▸ Set exercise:
Make an exact copy of all the records.
-- Start of Stored records --
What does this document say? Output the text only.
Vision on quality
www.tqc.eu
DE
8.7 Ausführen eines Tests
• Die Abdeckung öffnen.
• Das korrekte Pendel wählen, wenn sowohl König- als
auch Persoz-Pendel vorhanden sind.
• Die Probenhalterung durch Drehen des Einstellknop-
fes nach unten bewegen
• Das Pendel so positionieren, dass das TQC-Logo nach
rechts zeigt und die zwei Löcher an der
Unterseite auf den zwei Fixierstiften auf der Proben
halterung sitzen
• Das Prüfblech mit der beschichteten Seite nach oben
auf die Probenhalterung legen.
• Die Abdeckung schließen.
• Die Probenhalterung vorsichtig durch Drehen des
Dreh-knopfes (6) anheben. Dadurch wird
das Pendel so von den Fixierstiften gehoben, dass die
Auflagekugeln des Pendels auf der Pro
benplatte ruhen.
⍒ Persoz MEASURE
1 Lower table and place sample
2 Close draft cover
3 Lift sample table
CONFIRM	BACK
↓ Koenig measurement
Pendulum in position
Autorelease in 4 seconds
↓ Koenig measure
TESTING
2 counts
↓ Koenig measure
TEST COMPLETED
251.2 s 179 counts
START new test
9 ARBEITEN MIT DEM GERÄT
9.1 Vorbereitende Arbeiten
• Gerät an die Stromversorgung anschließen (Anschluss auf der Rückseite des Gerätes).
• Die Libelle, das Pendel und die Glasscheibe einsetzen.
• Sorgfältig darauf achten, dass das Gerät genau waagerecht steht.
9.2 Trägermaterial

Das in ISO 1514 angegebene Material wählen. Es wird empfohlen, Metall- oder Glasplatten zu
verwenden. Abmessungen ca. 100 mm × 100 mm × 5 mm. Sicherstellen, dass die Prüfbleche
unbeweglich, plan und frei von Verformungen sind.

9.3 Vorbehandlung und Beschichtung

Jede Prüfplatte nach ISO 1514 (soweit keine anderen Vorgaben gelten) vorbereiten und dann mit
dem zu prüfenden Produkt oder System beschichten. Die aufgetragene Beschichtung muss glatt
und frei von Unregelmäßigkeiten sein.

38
-- End of Stored records --
▸ Solution to this problem:
What does this document say? Output the text only.
Vision on quality
www.tqc.eu
DE
8.7 Ausführen eines Tests
• Die Abdeckung öffnen.
• Das korrekte Pendel wählen, wenn sowohl König- als
auch Persoz-Pendel vorhanden sind.
• Die Probenhalterung durch Drehen des Einstellknop-
fes nach unten bewegen
• Das Pendel so positionieren, dass das TQC-Logo nach
rechts zeigt und die zwei Löcher an der
Unterseite auf den zwei Fixierstiften auf der Proben
halterung sitzen
• Das Prüfblech mit der beschichteten Seite nach oben
auf die Probenhalterung legen.
• Die Abdeckung schließen.
• Die Probenhalterung vorsichtig durch Drehen des
Dreh-knopfes (6) anheben. Dadurch wird
das Pendel so von den Fixierstiften gehoben, dass die
Auflagekugeln des Pendels auf der Pro
benplatte ruhen.
⍒ Persoz MEASURE
1 Lower table and place sample
2 Close draft cover
3 Lift sample table
CONFIRM	BACK
↓ Koenig measurement
Pendulum in position
Autorelease in 4 seconds
↓ Koenig measure
TESTING
2 counts
↓ Koenig measure
TEST COMPLETED
251.2 s 179 counts
START new test
9 ARBEITEN MIT DEM GERÄT
9.1 Vorbereitende Arbeiten
• Gerät an die Stromversorgung anschließen (Anschluss auf der Rückseite des Gerätes).
• Die Libelle, das Pendel und die Glasscheibe einsetzen.
• Sorgfältig darauf achten, dass das Gerät genau waagerecht steht.
9.2 Trägermaterial

Das in ISO 1514 angegebene Material wählen. Es wird empfohlen, Metall- oder Glasplatten zu
verwenden. Abmessungen ca. 100 mm × 100 mm × 5 mm. Sicherstellen, dass die Prüfbleche
unbeweglich, plan und frei von Verformungen sind.

9.3 Vorbehandlung und Beschichtung

Jede Prüfplatte nach ISO 1514 (soweit keine anderen Vorgaben gelten) vorbereiten und dann mit
dem zu prüfenden Produkt oder System beschichten. Die aufgetragene Beschichtung muss glatt
und frei von Unregelmäßigkeiten sein.

38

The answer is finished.